Supplied data:
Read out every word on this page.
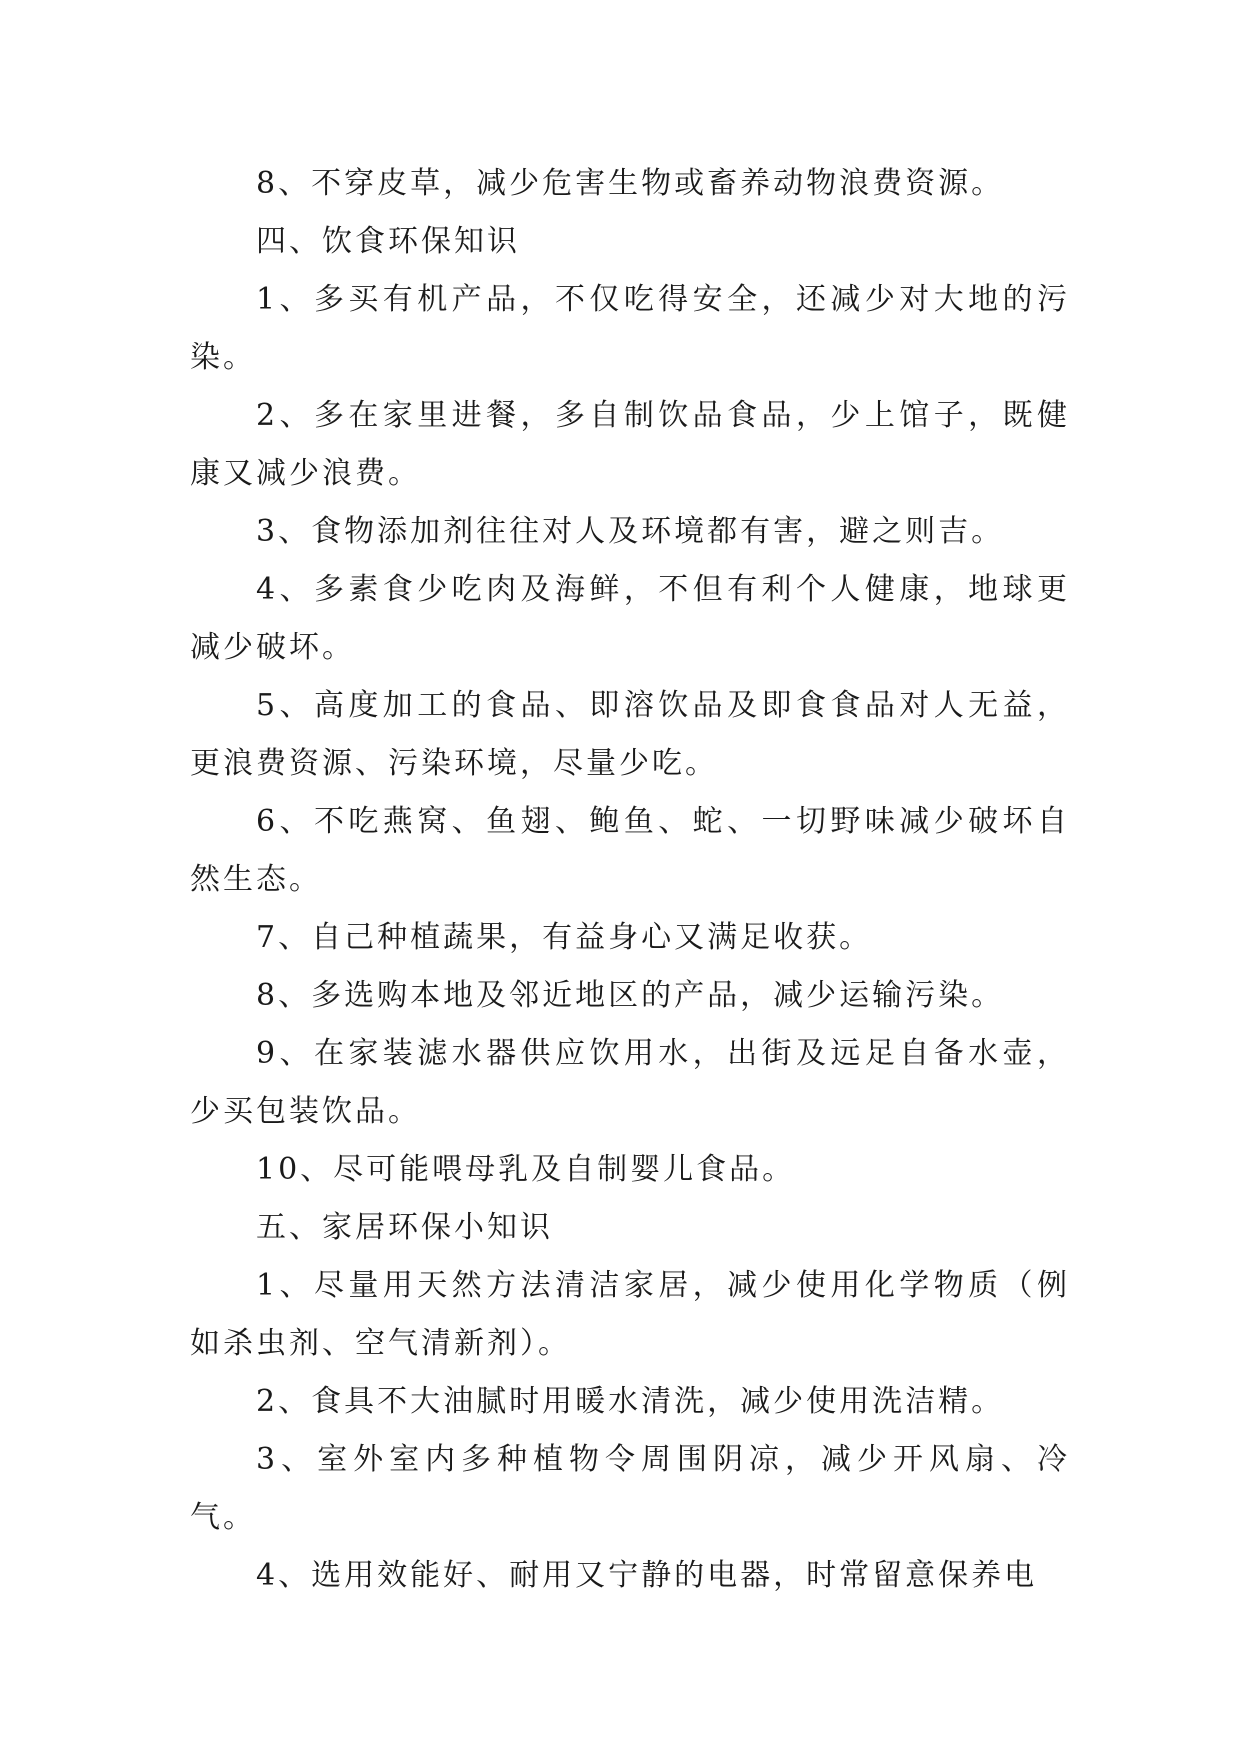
8、不穿皮草，减少危害生物或畜养动物浪费资源。

四、饮食环保知识

1、多买有机产品，不仅吃得安全，还减少对大地的污染。

2、多在家里进餐，多自制饮品食品，少上馆子，既健康又减少浪费。

3、食物添加剂往往对人及环境都有害，避之则吉。

4、多素食少吃肉及海鲜，不但有利个人健康，地球更减少破坏。

5、高度加工的食品、即溶饮品及即食食品对人无益，更浪费资源、污染环境，尽量少吃。

6、不吃燕窝、鱼翅、鲍鱼、蛇、一切野味减少破坏自然生态。

7、自己种植蔬果，有益身心又满足收获。

8、多选购本地及邻近地区的产品，减少运输污染。

9、在家装滤水器供应饮用水，出街及远足自备水壶，少买包装饮品。

10、尽可能喂母乳及自制婴儿食品。

五、家居环保小知识

1、尽量用天然方法清洁家居，减少使用化学物质（例如杀虫剂、空气清新剂）。

2、食具不大油腻时用暖水清洗，减少使用洗洁精。

3、室外室内多种植物令周围阴凉，减少开风扇、冷气。

4、选用效能好、耐用又宁静的电器，时常留意保养电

What is expected: Every entry must be transcribed exactly. Pictures do not belong in the copy.

Answer to this task:
Read out every word on this page.
8、不穿皮草，减少危害生物或畜养动物浪费资源。

四、饮食环保知识

1、多买有机产品，不仅吃得安全，还减少对大地的污染。

2、多在家里进餐，多自制饮品食品，少上馆子，既健康又减少浪费。

3、食物添加剂往往对人及环境都有害，避之则吉。

4、多素食少吃肉及海鲜，不但有利个人健康，地球更减少破坏。

5、高度加工的食品、即溶饮品及即食食品对人无益，更浪费资源、污染环境，尽量少吃。

6、不吃燕窝、鱼翅、鲍鱼、蛇、一切野味减少破坏自然生态。

7、自己种植蔬果，有益身心又满足收获。

8、多选购本地及邻近地区的产品，减少运输污染。

9、在家装滤水器供应饮用水，出街及远足自备水壶，少买包装饮品。

10、尽可能喂母乳及自制婴儿食品。

五、家居环保小知识

1、尽量用天然方法清洁家居，减少使用化学物质（例如杀虫剂、空气清新剂）。

2、食具不大油腻时用暖水清洗，减少使用洗洁精。

3、室外室内多种植物令周围阴凉，减少开风扇、冷气。

4、选用效能好、耐用又宁静的电器，时常留意保养电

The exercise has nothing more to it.